What the task asks: Check each line of the material below, and copy it if it holds the string "title".

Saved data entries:
* * *

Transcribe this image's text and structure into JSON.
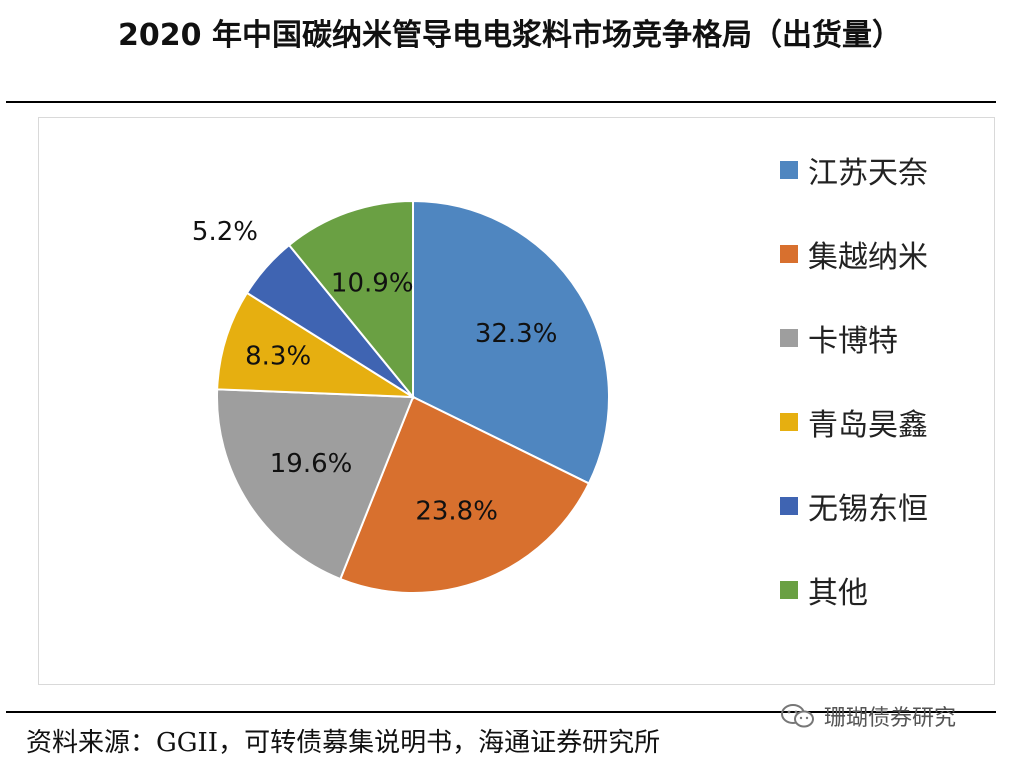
{
  "title": "2020 年中国碳纳米管导电电浆料市场竞争格局（出货量）",
  "chart_data": {
    "type": "pie",
    "title": "2020 年中国碳纳米管导电电浆料市场竞争格局（出货量）",
    "legend_position": "right",
    "labels": [
      "江苏天奈",
      "集越纳米",
      "卡博特",
      "青岛昊鑫",
      "无锡东恒",
      "其他"
    ],
    "values": [
      32.3,
      23.8,
      19.6,
      8.3,
      5.2,
      10.9
    ],
    "value_labels": [
      "32.3%",
      "23.8%",
      "19.6%",
      "8.3%",
      "5.2%",
      "10.9%"
    ],
    "colors": [
      "#4F86C0",
      "#D8702E",
      "#9E9E9E",
      "#E6AF10",
      "#3F64B2",
      "#6AA043"
    ]
  },
  "source": "资料来源：GGII，可转债募集说明书，海通证券研究所",
  "watermark": "珊瑚债券研究"
}
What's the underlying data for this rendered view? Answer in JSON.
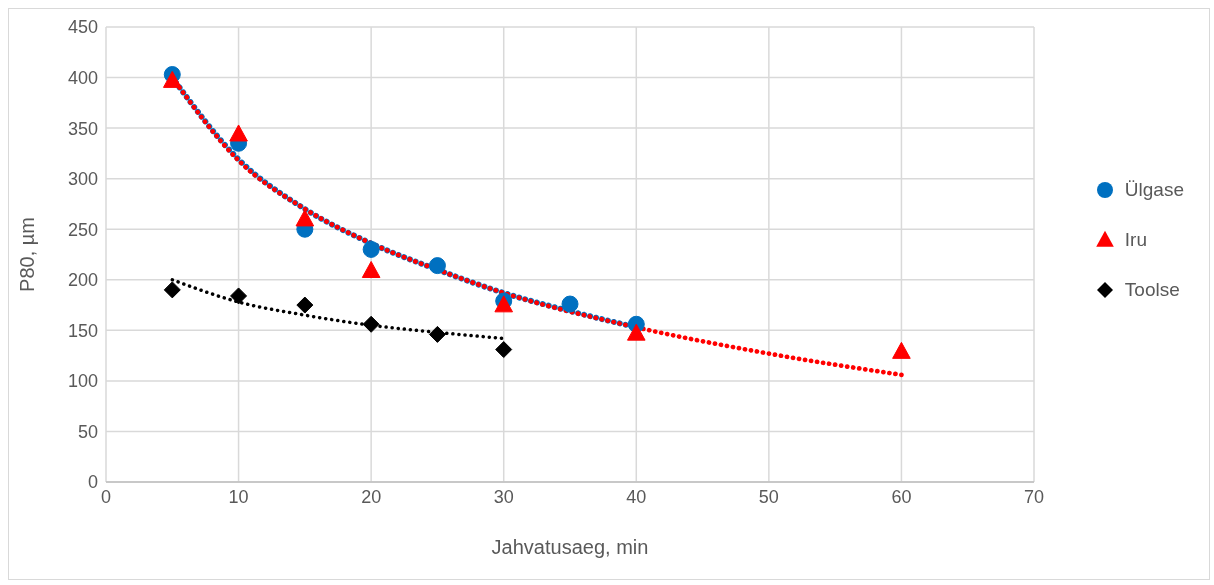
{
  "chart_data": {
    "type": "scatter",
    "xlabel": "Jahvatusaeg, min",
    "ylabel": "P80, µm",
    "xlim": [
      0,
      70
    ],
    "xticks": [
      0,
      10,
      20,
      30,
      40,
      50,
      60,
      70
    ],
    "ylim": [
      0,
      450
    ],
    "yticks": [
      0,
      50,
      100,
      150,
      200,
      250,
      300,
      350,
      400,
      450
    ],
    "grid": true,
    "legend": "right",
    "series": [
      {
        "name": "Ülgase",
        "type": "scatter",
        "color": "#0070c0",
        "marker": "circle",
        "x": [
          5,
          10,
          15,
          20,
          25,
          30,
          35,
          40
        ],
        "values": [
          403,
          335,
          250,
          230,
          214,
          179,
          176,
          156
        ]
      },
      {
        "name": "Iru",
        "type": "scatter",
        "color": "#ff0000",
        "marker": "triangle",
        "x": [
          5,
          10,
          15,
          20,
          30,
          40,
          60
        ],
        "values": [
          397,
          344,
          260,
          209,
          175,
          147,
          129
        ]
      },
      {
        "name": "Toolse",
        "type": "scatter",
        "color": "#000000",
        "marker": "diamond",
        "x": [
          5,
          10,
          15,
          20,
          25,
          30
        ],
        "values": [
          190,
          184,
          175,
          156,
          146,
          131
        ]
      },
      {
        "type": "line",
        "color": "#0070c0",
        "marker": "none",
        "line_style": "dotted",
        "x": [
          5,
          10,
          15,
          20,
          25,
          30,
          35,
          40
        ],
        "values": [
          400,
          319,
          270,
          236,
          210,
          187,
          169,
          153
        ]
      },
      {
        "type": "line",
        "color": "#ff0000",
        "marker": "none",
        "line_style": "dotted",
        "x": [
          5,
          10,
          15,
          20,
          25,
          30,
          40,
          50,
          60
        ],
        "values": [
          400,
          318,
          270,
          236,
          210,
          187,
          153,
          127,
          106
        ]
      },
      {
        "type": "line",
        "color": "#000000",
        "marker": "none",
        "line_style": "dotted",
        "x": [
          5,
          10,
          15,
          20,
          25,
          30
        ],
        "values": [
          200,
          178,
          165,
          155,
          148,
          142
        ]
      }
    ]
  }
}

* * *

Output:
  "title": "2020 年中国碳纳米管导电电浆料市场竞争格局（出货量）",
    "title": "2020 年中国碳纳米管导电电浆料市场竞争格局（出货量）",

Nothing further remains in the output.